SET TASK » In your copy, include every line of the listing below exactly but none of the pictures.

TASK INPUTS »
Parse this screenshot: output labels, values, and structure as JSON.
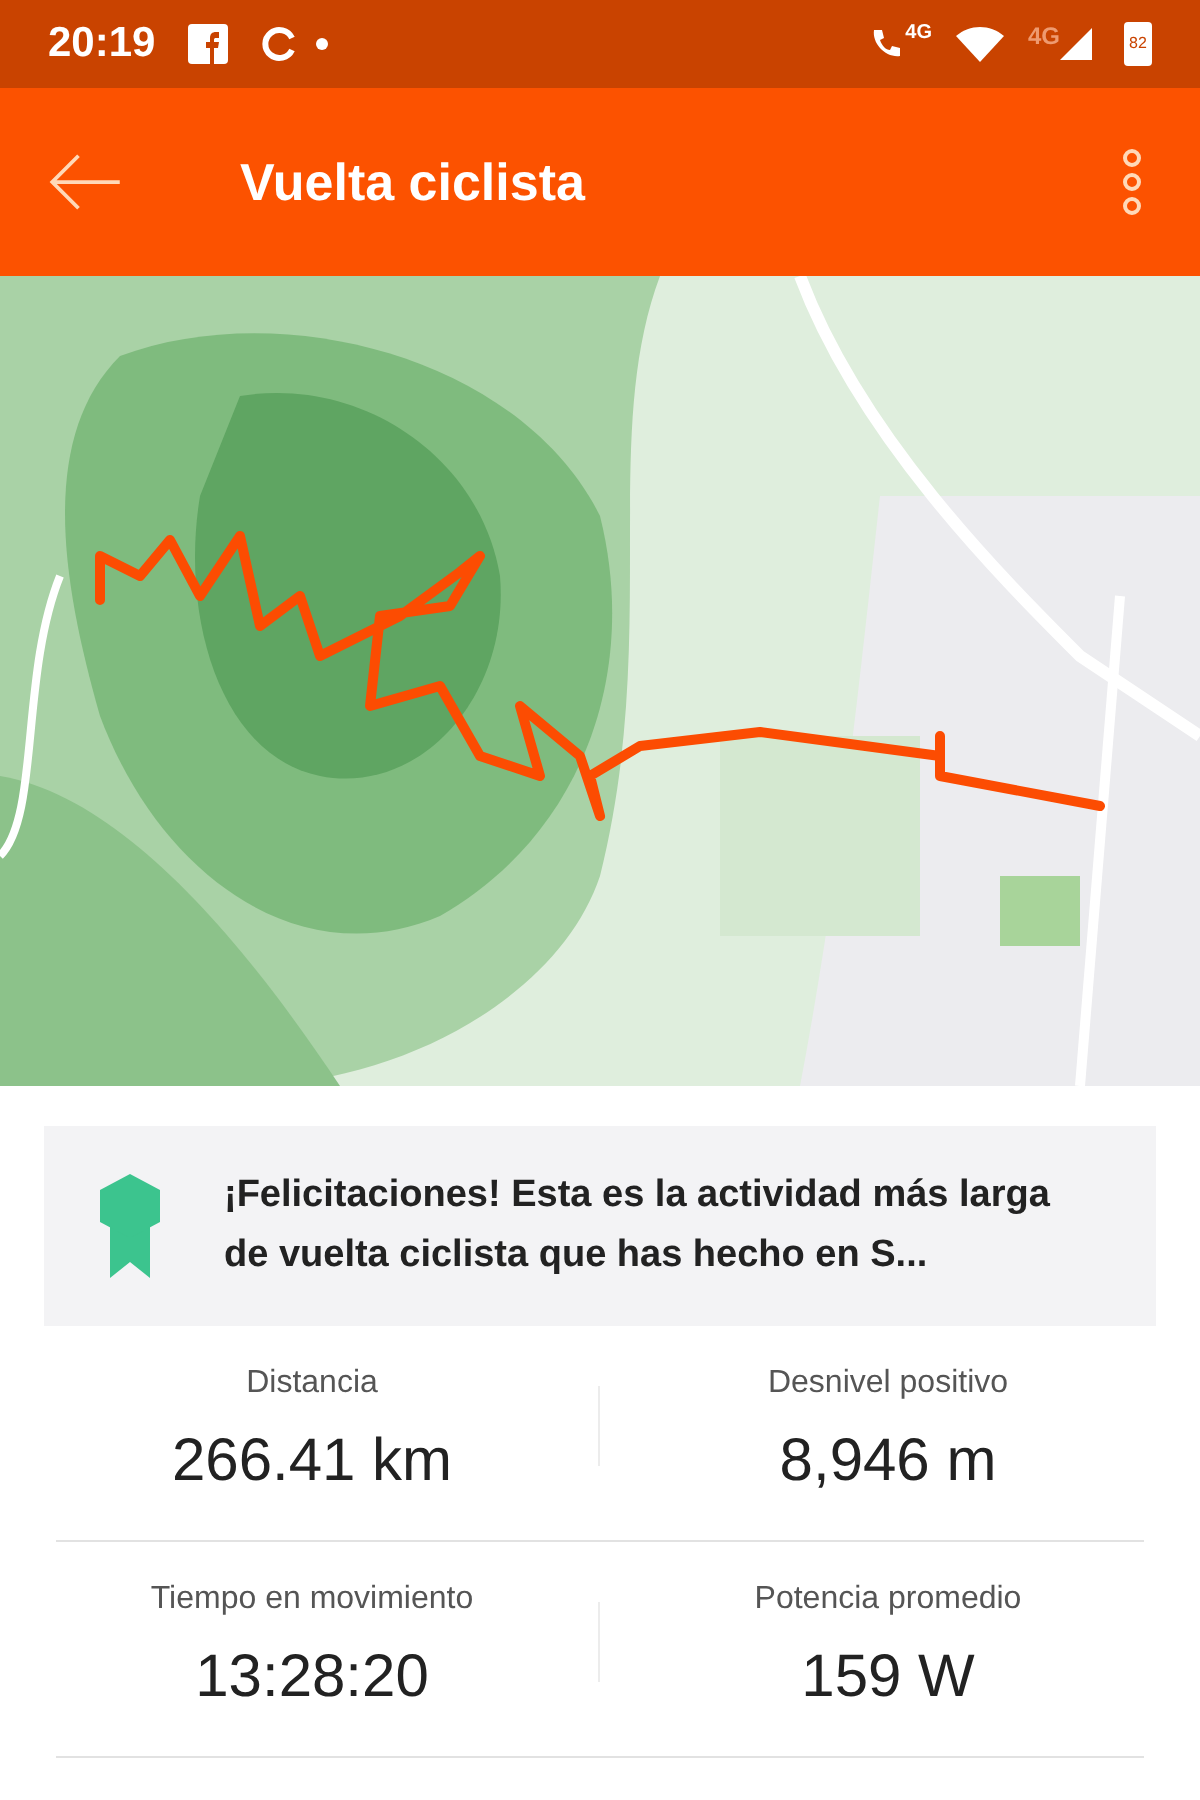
{
  "status_bar": {
    "time": "20:19",
    "call_network": "4G",
    "mobile_network": "4G",
    "battery": "82"
  },
  "app_bar": {
    "title": "Vuelta ciclista"
  },
  "achievement": {
    "text": "¡Felicitaciones! Esta es la actividad más larga de vuelta ciclista que has hecho en S..."
  },
  "stats": [
    {
      "label": "Distancia",
      "value": "266.41 km"
    },
    {
      "label": "Desnivel positivo",
      "value": "8,946 m"
    },
    {
      "label": "Tiempo en movimiento",
      "value": "13:28:20"
    },
    {
      "label": "Potencia promedio",
      "value": "159 W"
    }
  ]
}
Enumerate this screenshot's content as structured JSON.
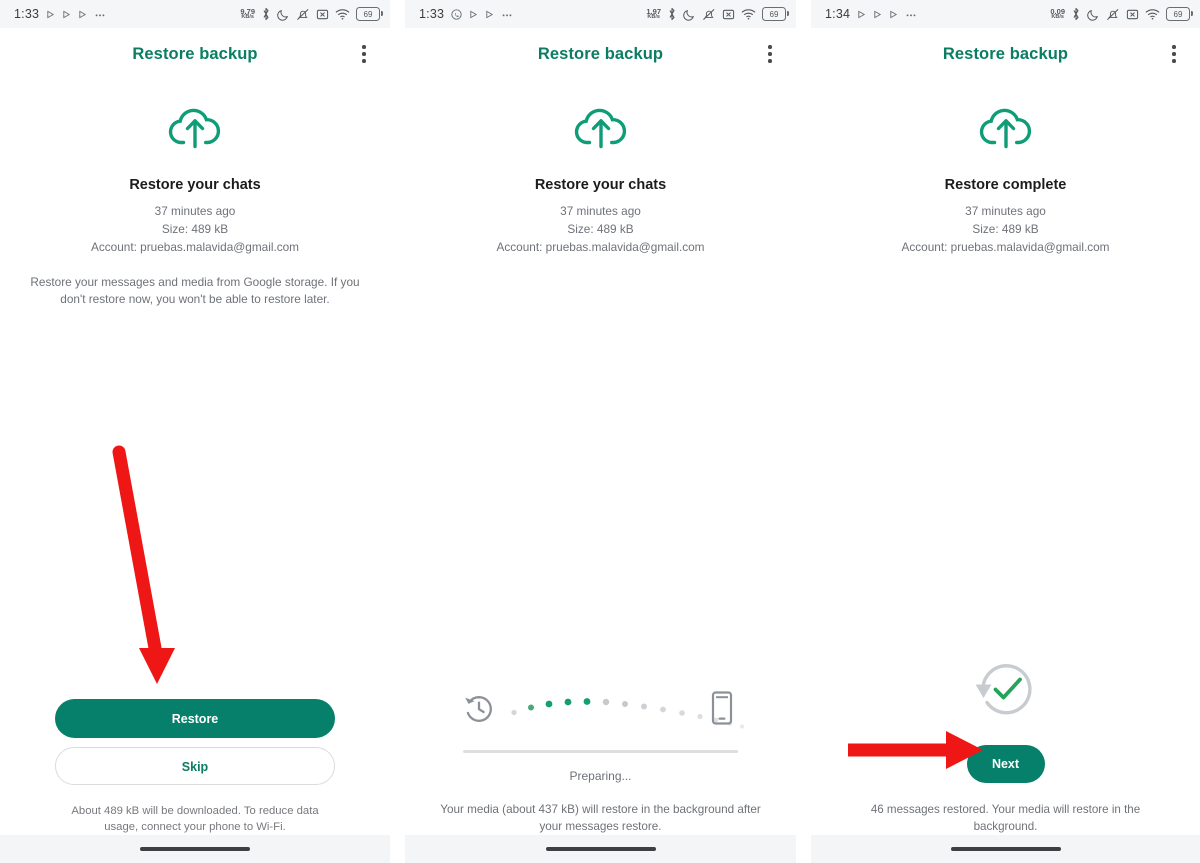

CORRECT RESULT »
Parse this screenshot: output labels, values, and structure as JSON.
{
  "status_bar": {
    "time": "20:19",
    "call_network": "4G",
    "mobile_network": "4G",
    "battery": "82"
  },
  "app_bar": {
    "title": "Vuelta ciclista"
  },
  "achievement": {
    "text": "¡Felicitaciones! Esta es la actividad más larga de vuelta ciclista que has hecho en S..."
  },
  "stats": [
    {
      "label": "Distancia",
      "value": "266.41 km"
    },
    {
      "label": "Desnivel positivo",
      "value": "8,946 m"
    },
    {
      "label": "Tiempo en movimiento",
      "value": "13:28:20"
    },
    {
      "label": "Potencia promedio",
      "value": "159 W"
    }
  ]
}
Enumerate this screenshot's content as structured JSON.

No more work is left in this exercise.